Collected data
┏━━

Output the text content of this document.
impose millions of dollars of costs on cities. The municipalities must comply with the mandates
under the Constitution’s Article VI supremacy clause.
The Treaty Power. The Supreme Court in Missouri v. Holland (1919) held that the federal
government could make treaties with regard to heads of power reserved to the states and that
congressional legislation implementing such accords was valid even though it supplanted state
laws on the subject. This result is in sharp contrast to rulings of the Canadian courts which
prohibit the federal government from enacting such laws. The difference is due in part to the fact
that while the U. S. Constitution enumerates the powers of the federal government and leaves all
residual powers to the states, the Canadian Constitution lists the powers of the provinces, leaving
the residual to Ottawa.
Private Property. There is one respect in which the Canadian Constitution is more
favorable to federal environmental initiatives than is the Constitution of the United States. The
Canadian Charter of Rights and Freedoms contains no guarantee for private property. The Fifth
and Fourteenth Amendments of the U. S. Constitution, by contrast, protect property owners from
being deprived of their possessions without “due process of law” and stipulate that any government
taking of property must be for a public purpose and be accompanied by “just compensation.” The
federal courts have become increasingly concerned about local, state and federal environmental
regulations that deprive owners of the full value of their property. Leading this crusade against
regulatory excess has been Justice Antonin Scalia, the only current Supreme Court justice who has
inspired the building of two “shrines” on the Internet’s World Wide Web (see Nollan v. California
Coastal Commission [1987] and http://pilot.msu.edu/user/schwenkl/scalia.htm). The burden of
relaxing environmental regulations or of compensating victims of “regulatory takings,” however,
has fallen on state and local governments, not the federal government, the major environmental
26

┗━━

Reproduce the entries above in full, verbatim.

Output the text content of this document.
impose millions of dollars of costs on cities. The municipalities must comply with the mandates
under the Constitution’s Article VI supremacy clause.
The Treaty Power. The Supreme Court in Missouri v. Holland (1919) held that the federal
government could make treaties with regard to heads of power reserved to the states and that
congressional legislation implementing such accords was valid even though it supplanted state
laws on the subject. This result is in sharp contrast to rulings of the Canadian courts which
prohibit the federal government from enacting such laws. The difference is due in part to the fact
that while the U. S. Constitution enumerates the powers of the federal government and leaves all
residual powers to the states, the Canadian Constitution lists the powers of the provinces, leaving
the residual to Ottawa.
Private Property. There is one respect in which the Canadian Constitution is more
favorable to federal environmental initiatives than is the Constitution of the United States. The
Canadian Charter of Rights and Freedoms contains no guarantee for private property. The Fifth
and Fourteenth Amendments of the U. S. Constitution, by contrast, protect property owners from
being deprived of their possessions without “due process of law” and stipulate that any government
taking of property must be for a public purpose and be accompanied by “just compensation.” The
federal courts have become increasingly concerned about local, state and federal environmental
regulations that deprive owners of the full value of their property. Leading this crusade against
regulatory excess has been Justice Antonin Scalia, the only current Supreme Court justice who has
inspired the building of two “shrines” on the Internet’s World Wide Web (see Nollan v. California
Coastal Commission [1987] and http://pilot.msu.edu/user/schwenkl/scalia.htm). The burden of
relaxing environmental regulations or of compensating victims of “regulatory takings,” however,
has fallen on state and local governments, not the federal government, the major environmental
26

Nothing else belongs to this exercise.